SHORT EXERCISE.
Repeat the records below exactly, leaving out any pictures.

_ _ _ _

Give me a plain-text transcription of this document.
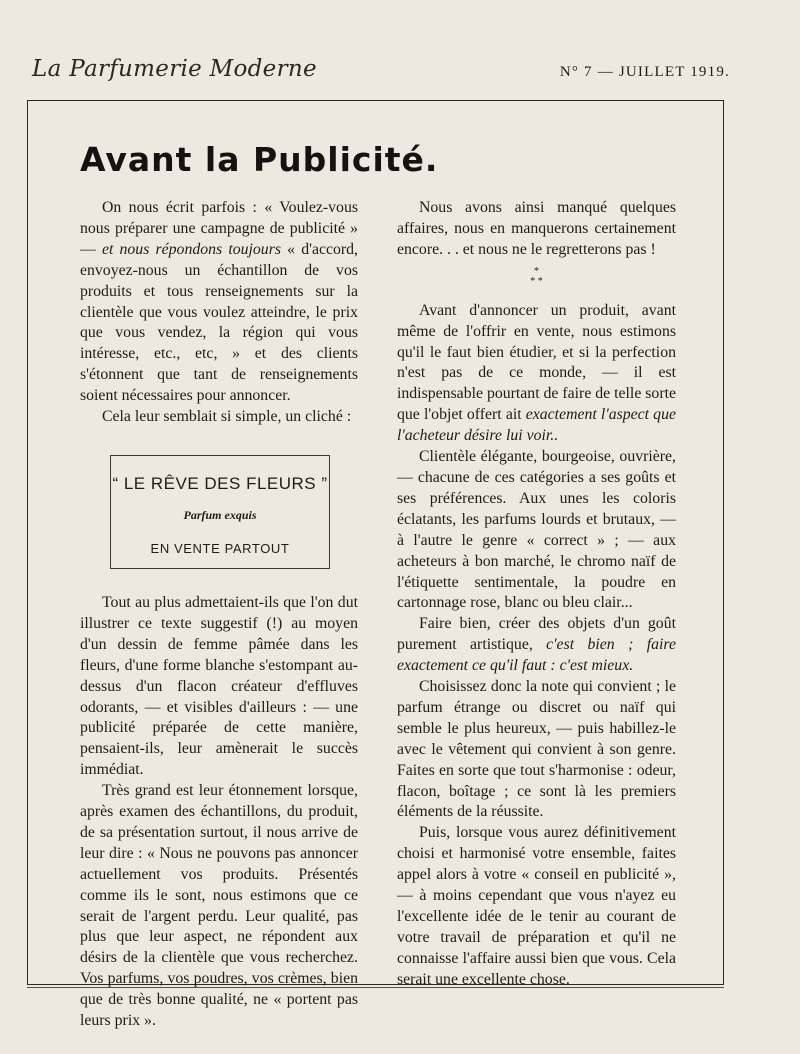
La Parfumerie Moderne	N° 7 — JUILLET 1919.
Avant la Publicité.

On nous écrit parfois : « Voulez-vous nous préparer une campagne de publicité » — et nous répondons toujours « d'accord, envoyez-nous un échantillon de vos produits et tous renseignements sur la clientèle que vous voulez atteindre, le prix que vous vendez, la région qui vous intéresse, etc., etc, » et des clients s'étonnent que tant de renseignements soient nécessaires pour annoncer.

Cela leur semblait si simple, un cliché :

“ LE RÊVE DES FLEURS ”
Parfum exquis
EN VENTE PARTOUT

Tout au plus admettaient-ils que l'on dut illustrer ce texte suggestif (!) au moyen d'un dessin de femme pâmée dans les fleurs, d'une forme blanche s'estompant au-dessus d'un flacon créateur d'effluves odorants, — et visibles d'ailleurs : — une publicité préparée de cette manière, pensaient-ils, leur amènerait le succès immédiat.

Très grand est leur étonnement lorsque, après examen des échantillons, du produit, de sa présentation surtout, il nous arrive de leur dire : « Nous ne pouvons pas annoncer actuellement vos produits. Présentés comme ils le sont, nous estimons que ce serait de l'argent perdu. Leur qualité, pas plus que leur aspect, ne répondent aux désirs de la clientèle que vous recherchez. Vos parfums, vos poudres, vos crèmes, bien que de très bonne qualité, ne « portent pas leurs prix ».

Nous avons ainsi manqué quelques affaires, nous en manquerons certainement encore. . . et nous ne le regretterons pas !

*
* *

Avant d'annoncer un produit, avant même de l'offrir en vente, nous estimons qu'il le faut bien étudier, et si la perfection n'est pas de ce monde, — il est indispensable pourtant de faire de telle sorte que l'objet offert ait exactement l'aspect que l'acheteur désire lui voir..

Clientèle élégante, bourgeoise, ouvrière, — chacune de ces catégories a ses goûts et ses préférences. Aux unes les coloris éclatants, les parfums lourds et brutaux, — à l'autre le genre « correct » ; — aux acheteurs à bon marché, le chromo naïf de l'étiquette sentimentale, la poudre en cartonnage rose, blanc ou bleu clair...

Faire bien, créer des objets d'un goût purement artistique, c'est bien ; faire exactement ce qu'il faut : c'est mieux.

Choisissez donc la note qui convient ; le parfum étrange ou discret ou naïf qui semble le plus heureux, — puis habillez-le avec le vêtement qui convient à son genre. Faites en sorte que tout s'harmonise : odeur, flacon, boîtage ; ce sont là les premiers éléments de la réussite.

Puis, lorsque vous aurez définitivement choisi et harmonisé votre ensemble, faites appel alors à votre « conseil en publicité », — à moins cependant que vous n'ayez eu l'excellente idée de le tenir au courant de votre travail de préparation et qu'il ne connaisse l'affaire aussi bien que vous. Cela serait une excellente chose.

_ _ _ _

OUTPUT FOR THIS EXERCISE.
Give me a plain-text transcription of this document.
La Parfumerie Moderne	N° 7 — JUILLET 1919.
Avant la Publicité.

On nous écrit parfois : « Voulez-vous nous préparer une campagne de publicité » — et nous répondons toujours « d'accord, envoyez-nous un échantillon de vos produits et tous renseignements sur la clientèle que vous voulez atteindre, le prix que vous vendez, la région qui vous intéresse, etc., etc, » et des clients s'étonnent que tant de renseignements soient nécessaires pour annoncer.

Cela leur semblait si simple, un cliché :

“ LE RÊVE DES FLEURS ”
Parfum exquis
EN VENTE PARTOUT

Tout au plus admettaient-ils que l'on dut illustrer ce texte suggestif (!) au moyen d'un dessin de femme pâmée dans les fleurs, d'une forme blanche s'estompant au-dessus d'un flacon créateur d'effluves odorants, — et visibles d'ailleurs : — une publicité préparée de cette manière, pensaient-ils, leur amènerait le succès immédiat.

Très grand est leur étonnement lorsque, après examen des échantillons, du produit, de sa présentation surtout, il nous arrive de leur dire : « Nous ne pouvons pas annoncer actuellement vos produits. Présentés comme ils le sont, nous estimons que ce serait de l'argent perdu. Leur qualité, pas plus que leur aspect, ne répondent aux désirs de la clientèle que vous recherchez. Vos parfums, vos poudres, vos crèmes, bien que de très bonne qualité, ne « portent pas leurs prix ».

Nous avons ainsi manqué quelques affaires, nous en manquerons certainement encore. . . et nous ne le regretterons pas !

*
* *

Avant d'annoncer un produit, avant même de l'offrir en vente, nous estimons qu'il le faut bien étudier, et si la perfection n'est pas de ce monde, — il est indispensable pourtant de faire de telle sorte que l'objet offert ait exactement l'aspect que l'acheteur désire lui voir..

Clientèle élégante, bourgeoise, ouvrière, — chacune de ces catégories a ses goûts et ses préférences. Aux unes les coloris éclatants, les parfums lourds et brutaux, — à l'autre le genre « correct » ; — aux acheteurs à bon marché, le chromo naïf de l'étiquette sentimentale, la poudre en cartonnage rose, blanc ou bleu clair...

Faire bien, créer des objets d'un goût purement artistique, c'est bien ; faire exactement ce qu'il faut : c'est mieux.

Choisissez donc la note qui convient ; le parfum étrange ou discret ou naïf qui semble le plus heureux, — puis habillez-le avec le vêtement qui convient à son genre. Faites en sorte que tout s'harmonise : odeur, flacon, boîtage ; ce sont là les premiers éléments de la réussite.

Puis, lorsque vous aurez définitivement choisi et harmonisé votre ensemble, faites appel alors à votre « conseil en publicité », — à moins cependant que vous n'ayez eu l'excellente idée de le tenir au courant de votre travail de préparation et qu'il ne connaisse l'affaire aussi bien que vous. Cela serait une excellente chose.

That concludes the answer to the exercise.